● WHAT TO PRODUCE: Go through the material and pull out every line with the string "Pitch" in it.

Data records
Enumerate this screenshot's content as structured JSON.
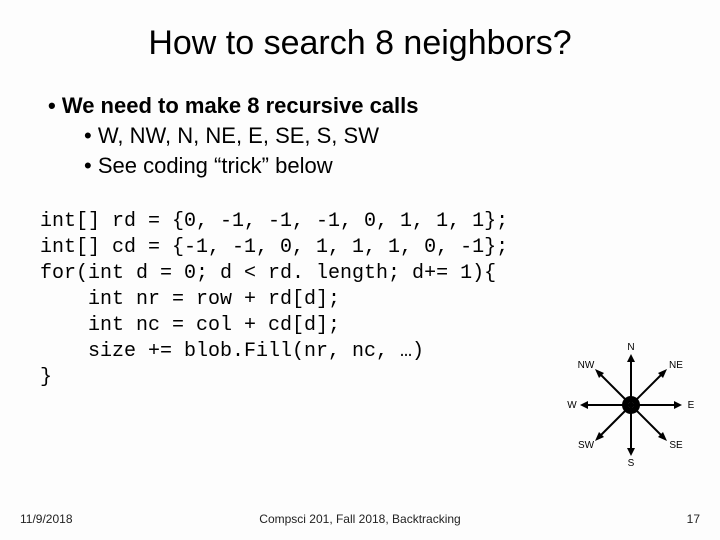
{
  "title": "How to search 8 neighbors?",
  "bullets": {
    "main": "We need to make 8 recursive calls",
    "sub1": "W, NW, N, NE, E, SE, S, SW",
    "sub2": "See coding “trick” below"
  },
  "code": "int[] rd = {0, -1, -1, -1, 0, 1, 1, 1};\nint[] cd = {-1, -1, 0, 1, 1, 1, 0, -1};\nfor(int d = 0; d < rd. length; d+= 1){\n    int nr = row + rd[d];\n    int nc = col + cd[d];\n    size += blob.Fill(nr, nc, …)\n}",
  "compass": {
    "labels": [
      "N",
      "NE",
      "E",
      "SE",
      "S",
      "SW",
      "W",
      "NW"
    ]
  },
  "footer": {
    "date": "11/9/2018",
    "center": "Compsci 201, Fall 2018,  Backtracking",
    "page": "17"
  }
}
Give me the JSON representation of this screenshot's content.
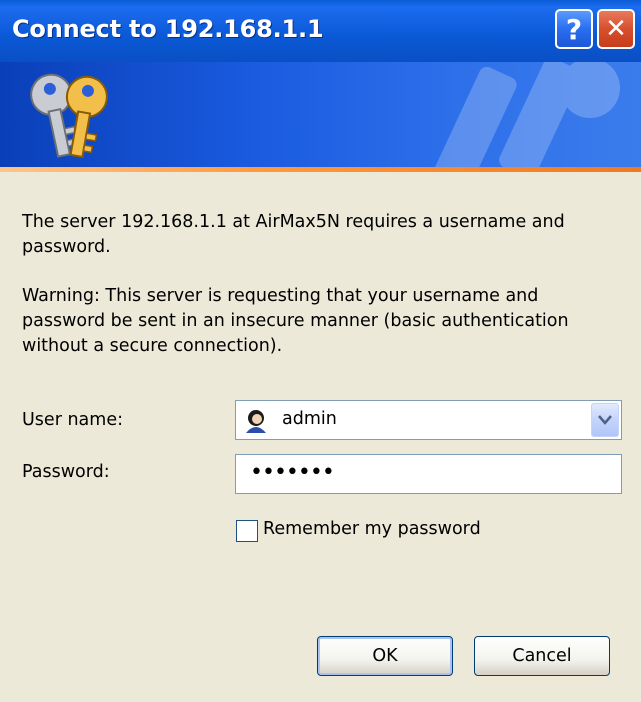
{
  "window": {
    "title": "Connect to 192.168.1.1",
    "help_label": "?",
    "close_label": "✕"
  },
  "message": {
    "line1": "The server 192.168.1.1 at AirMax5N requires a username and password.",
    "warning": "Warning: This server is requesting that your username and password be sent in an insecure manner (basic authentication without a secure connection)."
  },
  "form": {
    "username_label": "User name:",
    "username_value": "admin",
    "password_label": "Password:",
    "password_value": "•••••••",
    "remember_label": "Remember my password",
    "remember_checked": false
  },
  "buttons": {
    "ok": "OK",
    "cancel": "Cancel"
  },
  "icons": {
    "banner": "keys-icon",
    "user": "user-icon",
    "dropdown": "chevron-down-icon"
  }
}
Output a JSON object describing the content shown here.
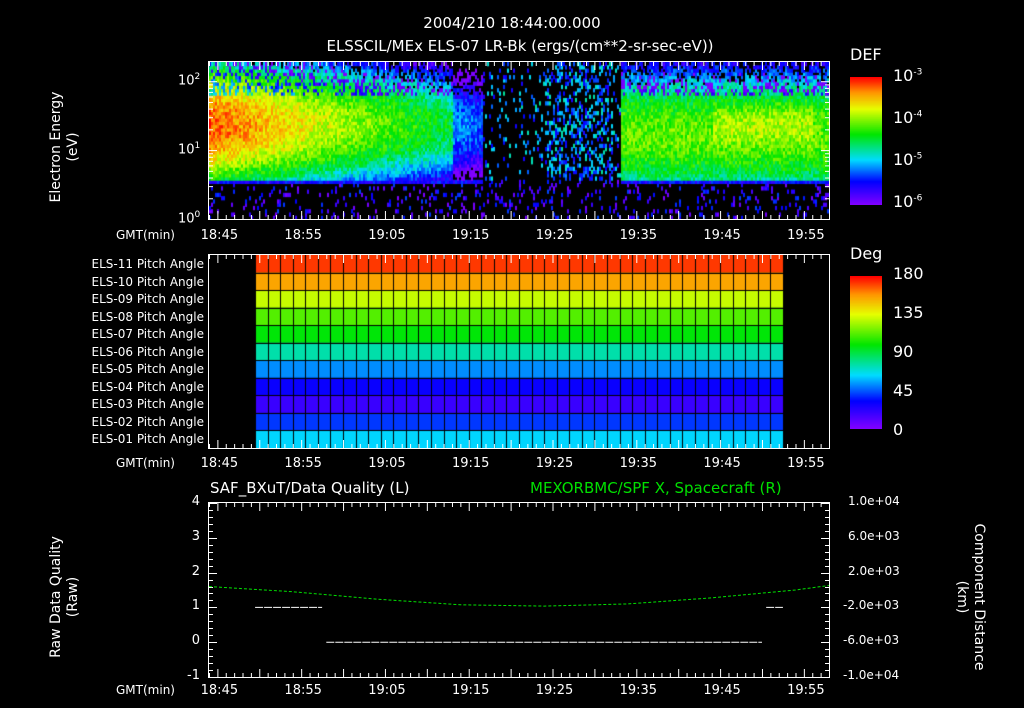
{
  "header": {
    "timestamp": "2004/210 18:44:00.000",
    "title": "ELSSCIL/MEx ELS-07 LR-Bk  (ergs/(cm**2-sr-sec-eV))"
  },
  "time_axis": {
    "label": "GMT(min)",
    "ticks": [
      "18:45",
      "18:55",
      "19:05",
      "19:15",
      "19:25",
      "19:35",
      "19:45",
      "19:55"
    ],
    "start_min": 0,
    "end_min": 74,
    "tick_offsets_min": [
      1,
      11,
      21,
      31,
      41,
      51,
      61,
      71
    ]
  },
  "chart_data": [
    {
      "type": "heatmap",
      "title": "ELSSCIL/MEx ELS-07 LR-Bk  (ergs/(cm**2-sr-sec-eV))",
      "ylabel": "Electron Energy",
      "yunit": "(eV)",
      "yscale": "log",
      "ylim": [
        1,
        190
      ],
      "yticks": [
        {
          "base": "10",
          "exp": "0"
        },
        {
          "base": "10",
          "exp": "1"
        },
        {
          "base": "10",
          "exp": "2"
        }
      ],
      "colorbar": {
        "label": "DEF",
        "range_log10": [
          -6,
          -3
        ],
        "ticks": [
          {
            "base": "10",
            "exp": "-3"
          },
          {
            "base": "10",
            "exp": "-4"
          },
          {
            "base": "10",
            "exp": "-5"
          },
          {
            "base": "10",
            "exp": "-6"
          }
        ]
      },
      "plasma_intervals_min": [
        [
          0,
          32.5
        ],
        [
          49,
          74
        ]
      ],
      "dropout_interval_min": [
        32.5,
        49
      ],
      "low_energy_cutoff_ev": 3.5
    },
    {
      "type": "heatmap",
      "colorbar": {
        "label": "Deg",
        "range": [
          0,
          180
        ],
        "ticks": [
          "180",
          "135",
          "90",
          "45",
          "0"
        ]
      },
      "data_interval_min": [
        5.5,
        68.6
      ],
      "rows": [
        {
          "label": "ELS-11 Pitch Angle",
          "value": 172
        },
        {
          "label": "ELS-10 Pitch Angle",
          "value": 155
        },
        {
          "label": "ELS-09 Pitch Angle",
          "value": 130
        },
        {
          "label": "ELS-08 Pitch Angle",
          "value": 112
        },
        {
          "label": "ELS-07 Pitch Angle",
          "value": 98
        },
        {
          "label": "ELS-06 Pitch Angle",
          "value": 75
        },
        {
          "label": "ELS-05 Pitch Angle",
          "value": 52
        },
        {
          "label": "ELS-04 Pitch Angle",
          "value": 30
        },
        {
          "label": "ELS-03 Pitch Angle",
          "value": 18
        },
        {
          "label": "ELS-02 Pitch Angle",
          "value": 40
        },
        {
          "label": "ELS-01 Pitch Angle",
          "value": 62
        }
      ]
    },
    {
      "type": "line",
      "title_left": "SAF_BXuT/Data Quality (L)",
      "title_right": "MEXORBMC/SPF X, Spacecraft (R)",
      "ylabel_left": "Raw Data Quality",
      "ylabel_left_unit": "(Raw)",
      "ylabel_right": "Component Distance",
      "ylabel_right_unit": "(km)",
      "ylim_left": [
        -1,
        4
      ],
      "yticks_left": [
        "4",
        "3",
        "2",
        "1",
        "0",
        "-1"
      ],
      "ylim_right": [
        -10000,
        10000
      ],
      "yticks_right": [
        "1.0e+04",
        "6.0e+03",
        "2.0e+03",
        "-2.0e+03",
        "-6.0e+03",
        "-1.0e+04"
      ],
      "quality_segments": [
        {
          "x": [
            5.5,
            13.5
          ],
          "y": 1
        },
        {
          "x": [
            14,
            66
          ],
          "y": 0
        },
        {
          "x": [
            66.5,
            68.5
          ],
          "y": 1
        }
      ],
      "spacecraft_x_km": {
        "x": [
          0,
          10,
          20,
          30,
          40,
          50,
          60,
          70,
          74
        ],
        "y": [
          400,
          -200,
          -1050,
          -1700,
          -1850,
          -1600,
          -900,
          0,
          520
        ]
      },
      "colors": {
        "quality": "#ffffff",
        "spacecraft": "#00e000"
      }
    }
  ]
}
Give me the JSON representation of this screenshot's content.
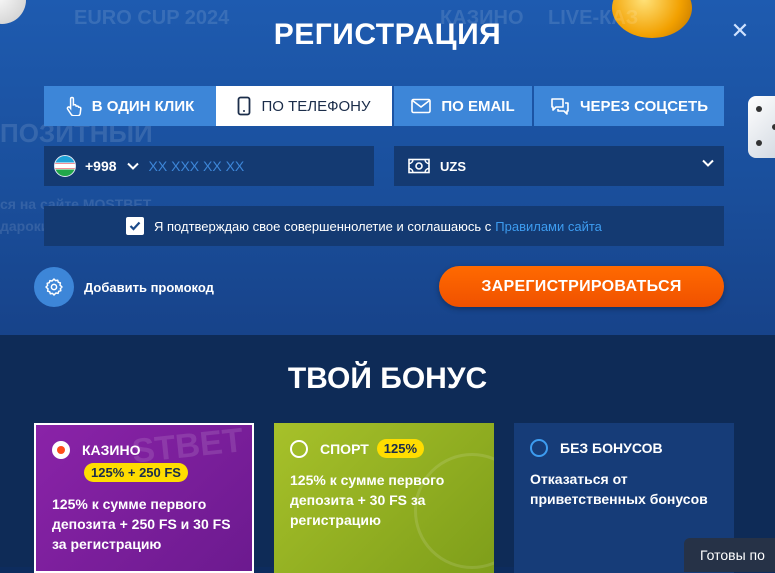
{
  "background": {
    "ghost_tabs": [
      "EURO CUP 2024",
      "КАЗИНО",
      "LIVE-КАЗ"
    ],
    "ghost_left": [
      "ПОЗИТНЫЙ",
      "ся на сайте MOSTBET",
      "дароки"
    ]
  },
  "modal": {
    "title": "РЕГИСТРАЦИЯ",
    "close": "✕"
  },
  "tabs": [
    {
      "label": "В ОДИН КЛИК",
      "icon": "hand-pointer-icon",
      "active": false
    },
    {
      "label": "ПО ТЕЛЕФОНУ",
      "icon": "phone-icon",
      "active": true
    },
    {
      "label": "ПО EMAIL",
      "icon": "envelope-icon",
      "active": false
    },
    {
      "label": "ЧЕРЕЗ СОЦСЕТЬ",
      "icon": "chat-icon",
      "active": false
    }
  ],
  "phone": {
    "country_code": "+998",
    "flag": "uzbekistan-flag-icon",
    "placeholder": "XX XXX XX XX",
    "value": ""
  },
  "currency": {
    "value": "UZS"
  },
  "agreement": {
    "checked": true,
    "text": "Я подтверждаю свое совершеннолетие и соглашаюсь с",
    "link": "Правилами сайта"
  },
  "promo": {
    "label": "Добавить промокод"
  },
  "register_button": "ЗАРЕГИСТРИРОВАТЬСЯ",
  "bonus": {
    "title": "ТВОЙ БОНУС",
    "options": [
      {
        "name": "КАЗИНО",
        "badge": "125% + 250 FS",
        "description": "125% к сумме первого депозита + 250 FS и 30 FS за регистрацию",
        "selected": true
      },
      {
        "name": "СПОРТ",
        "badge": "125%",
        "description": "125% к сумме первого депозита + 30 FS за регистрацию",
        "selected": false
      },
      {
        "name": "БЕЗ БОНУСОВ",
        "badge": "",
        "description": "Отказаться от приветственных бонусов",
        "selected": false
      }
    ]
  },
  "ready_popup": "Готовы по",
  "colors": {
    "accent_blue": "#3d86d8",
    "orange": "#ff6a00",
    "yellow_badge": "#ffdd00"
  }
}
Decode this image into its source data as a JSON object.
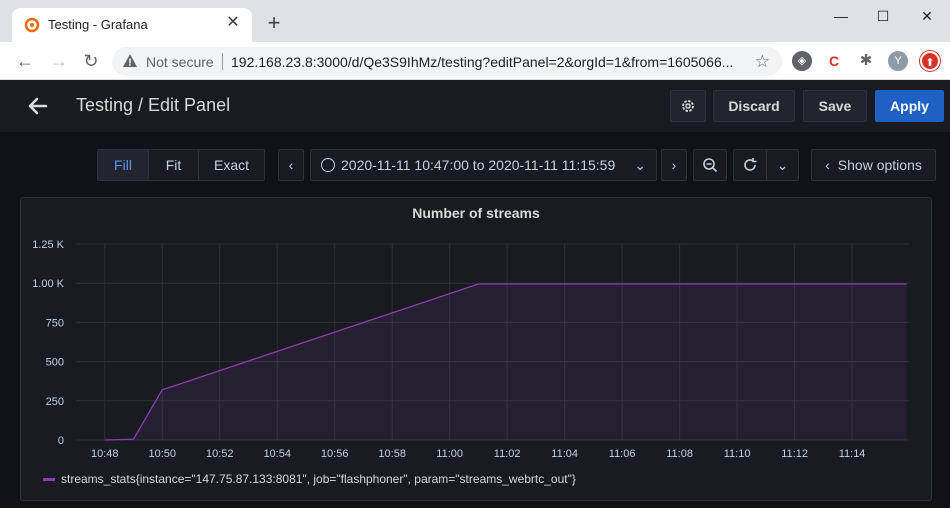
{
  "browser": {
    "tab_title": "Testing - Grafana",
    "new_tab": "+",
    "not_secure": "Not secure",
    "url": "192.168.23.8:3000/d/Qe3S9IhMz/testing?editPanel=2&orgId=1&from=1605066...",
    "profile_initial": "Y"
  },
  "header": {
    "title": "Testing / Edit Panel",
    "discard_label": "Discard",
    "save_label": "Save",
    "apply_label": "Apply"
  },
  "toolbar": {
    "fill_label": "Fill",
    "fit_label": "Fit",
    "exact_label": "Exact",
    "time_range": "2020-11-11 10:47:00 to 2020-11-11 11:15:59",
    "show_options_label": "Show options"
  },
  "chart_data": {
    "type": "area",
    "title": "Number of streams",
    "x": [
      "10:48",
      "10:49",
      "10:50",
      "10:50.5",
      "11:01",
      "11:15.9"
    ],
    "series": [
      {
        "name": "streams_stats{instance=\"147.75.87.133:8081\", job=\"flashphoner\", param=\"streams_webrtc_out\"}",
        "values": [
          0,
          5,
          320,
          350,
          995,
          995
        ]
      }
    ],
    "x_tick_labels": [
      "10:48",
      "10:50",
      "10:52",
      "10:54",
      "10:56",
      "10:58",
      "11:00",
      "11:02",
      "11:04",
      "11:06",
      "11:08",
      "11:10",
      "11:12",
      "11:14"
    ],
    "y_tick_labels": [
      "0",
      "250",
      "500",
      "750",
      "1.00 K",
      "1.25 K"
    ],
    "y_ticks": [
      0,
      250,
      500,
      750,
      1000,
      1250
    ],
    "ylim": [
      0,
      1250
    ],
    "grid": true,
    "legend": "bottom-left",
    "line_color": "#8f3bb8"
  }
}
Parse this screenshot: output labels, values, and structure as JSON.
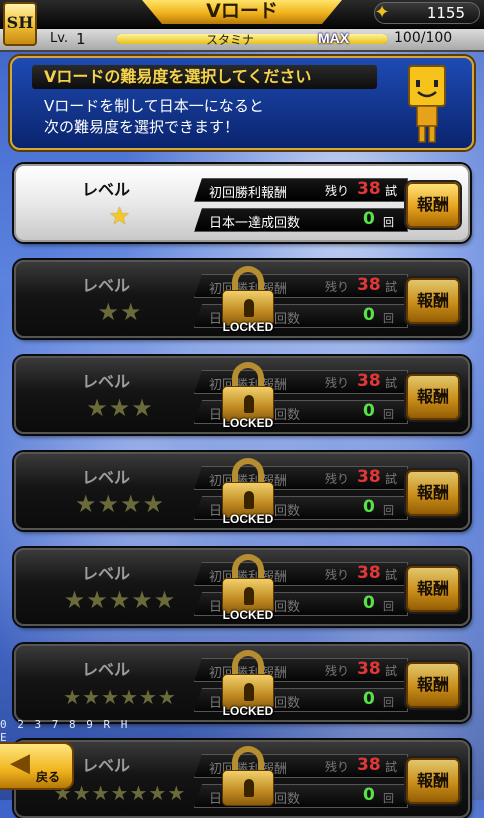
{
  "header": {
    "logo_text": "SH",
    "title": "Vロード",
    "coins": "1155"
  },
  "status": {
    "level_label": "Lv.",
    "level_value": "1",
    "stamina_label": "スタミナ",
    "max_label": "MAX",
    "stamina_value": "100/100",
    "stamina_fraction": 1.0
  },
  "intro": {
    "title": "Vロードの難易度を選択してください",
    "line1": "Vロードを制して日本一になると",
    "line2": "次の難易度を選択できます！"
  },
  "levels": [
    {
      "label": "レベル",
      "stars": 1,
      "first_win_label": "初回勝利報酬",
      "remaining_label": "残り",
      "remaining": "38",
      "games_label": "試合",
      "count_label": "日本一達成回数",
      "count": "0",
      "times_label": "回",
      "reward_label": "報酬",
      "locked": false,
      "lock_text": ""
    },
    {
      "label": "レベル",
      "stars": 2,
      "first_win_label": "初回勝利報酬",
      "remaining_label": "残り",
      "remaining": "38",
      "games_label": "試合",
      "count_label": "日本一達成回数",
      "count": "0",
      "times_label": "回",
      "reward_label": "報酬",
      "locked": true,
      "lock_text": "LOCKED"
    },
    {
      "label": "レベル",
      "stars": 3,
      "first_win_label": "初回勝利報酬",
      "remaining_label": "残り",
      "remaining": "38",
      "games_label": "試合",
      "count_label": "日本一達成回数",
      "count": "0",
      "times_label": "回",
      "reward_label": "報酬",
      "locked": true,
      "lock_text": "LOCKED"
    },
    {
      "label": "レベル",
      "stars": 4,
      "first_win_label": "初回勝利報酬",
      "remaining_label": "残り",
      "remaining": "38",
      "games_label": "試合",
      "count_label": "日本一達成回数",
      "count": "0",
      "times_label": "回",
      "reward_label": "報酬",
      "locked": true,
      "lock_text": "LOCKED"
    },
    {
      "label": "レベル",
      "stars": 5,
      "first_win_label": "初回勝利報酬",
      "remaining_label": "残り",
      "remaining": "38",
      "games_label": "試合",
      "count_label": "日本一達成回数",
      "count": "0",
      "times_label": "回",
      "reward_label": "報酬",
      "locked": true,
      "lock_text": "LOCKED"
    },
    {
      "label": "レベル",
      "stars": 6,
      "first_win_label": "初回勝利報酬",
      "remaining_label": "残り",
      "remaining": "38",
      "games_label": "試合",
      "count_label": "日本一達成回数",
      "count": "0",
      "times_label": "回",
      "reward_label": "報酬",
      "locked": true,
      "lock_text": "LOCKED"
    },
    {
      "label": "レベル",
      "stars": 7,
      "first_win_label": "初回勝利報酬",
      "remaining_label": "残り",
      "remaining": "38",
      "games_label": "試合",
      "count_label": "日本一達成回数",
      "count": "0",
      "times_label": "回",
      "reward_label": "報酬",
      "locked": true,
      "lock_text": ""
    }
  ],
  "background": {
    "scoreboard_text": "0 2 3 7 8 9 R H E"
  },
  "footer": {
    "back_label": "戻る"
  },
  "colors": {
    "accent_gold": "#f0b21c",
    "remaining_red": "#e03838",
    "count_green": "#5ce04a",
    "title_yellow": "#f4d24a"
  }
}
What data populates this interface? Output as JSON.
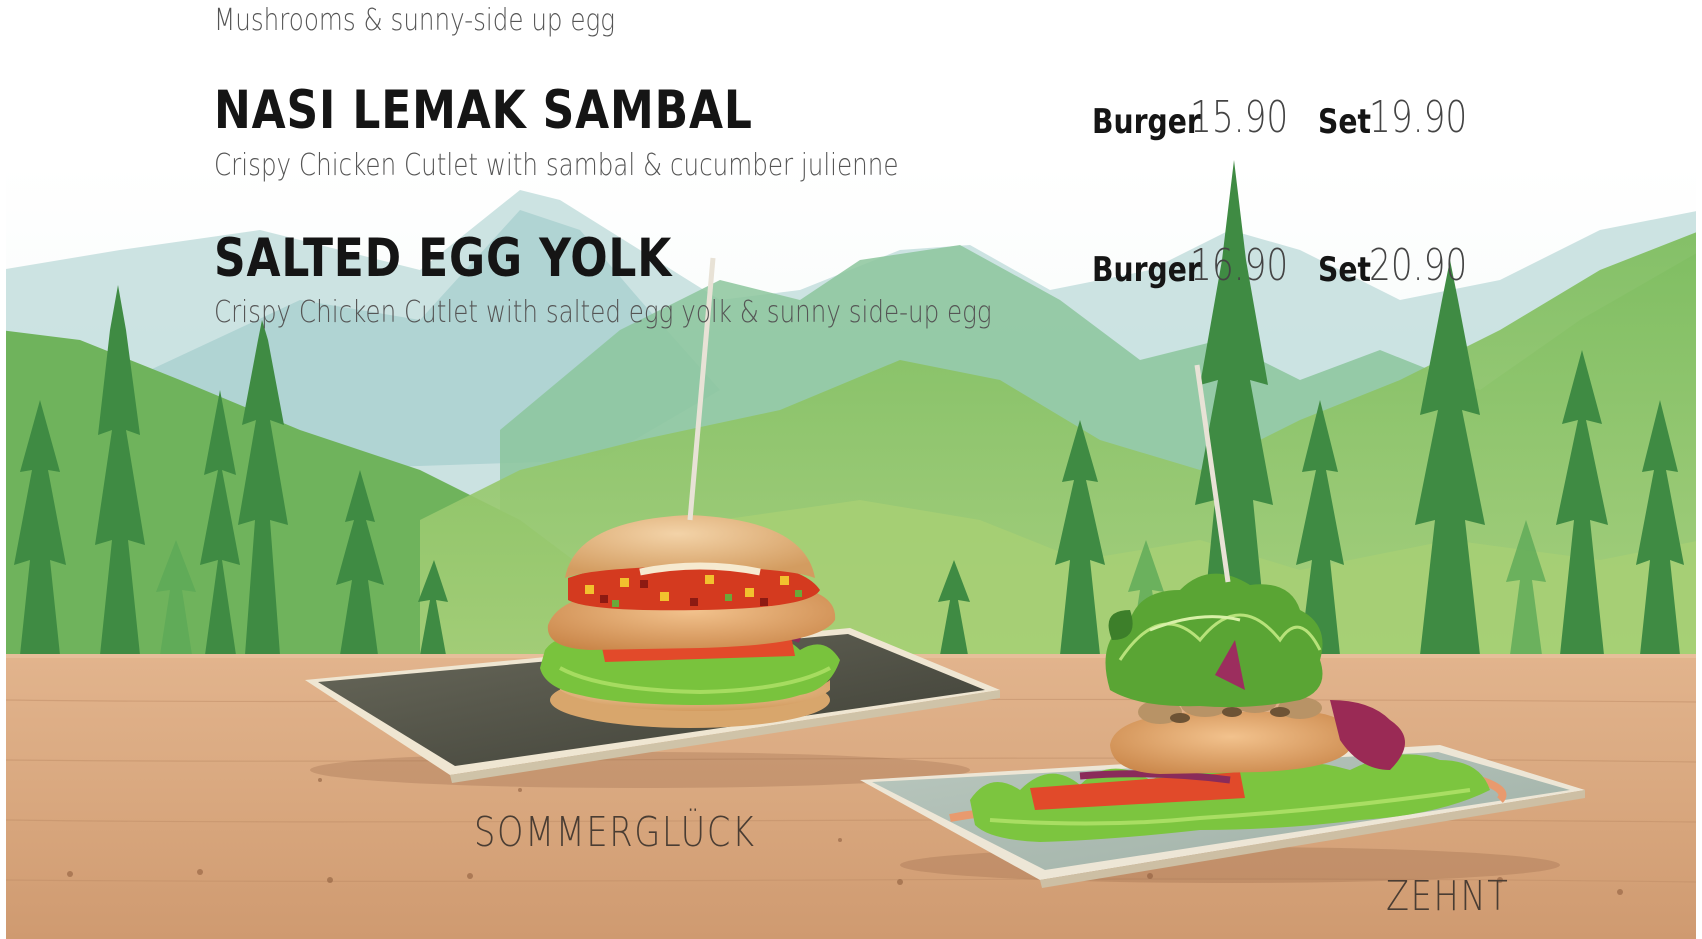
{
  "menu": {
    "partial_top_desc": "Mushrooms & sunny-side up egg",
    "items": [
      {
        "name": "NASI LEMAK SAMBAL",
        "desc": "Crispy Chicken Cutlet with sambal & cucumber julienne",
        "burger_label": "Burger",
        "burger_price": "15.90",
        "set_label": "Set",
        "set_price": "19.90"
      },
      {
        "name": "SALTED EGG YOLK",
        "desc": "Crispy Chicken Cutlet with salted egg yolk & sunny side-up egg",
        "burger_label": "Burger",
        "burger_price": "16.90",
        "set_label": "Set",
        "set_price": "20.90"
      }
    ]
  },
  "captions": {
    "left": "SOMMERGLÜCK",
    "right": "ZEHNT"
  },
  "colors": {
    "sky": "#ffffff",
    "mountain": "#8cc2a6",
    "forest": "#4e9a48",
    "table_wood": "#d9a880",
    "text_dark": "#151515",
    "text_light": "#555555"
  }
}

● RESPONSE:
          "label": "ELS-11 Pitch Angle",
          "label": "ELS-10 Pitch Angle",
          "label": "ELS-09 Pitch Angle",
          "label": "ELS-08 Pitch Angle",
          "label": "ELS-07 Pitch Angle",
          "label": "ELS-06 Pitch Angle",
          "label": "ELS-05 Pitch Angle",
          "label": "ELS-04 Pitch Angle",
          "label": "ELS-03 Pitch Angle",
          "label": "ELS-02 Pitch Angle",
          "label": "ELS-01 Pitch Angle",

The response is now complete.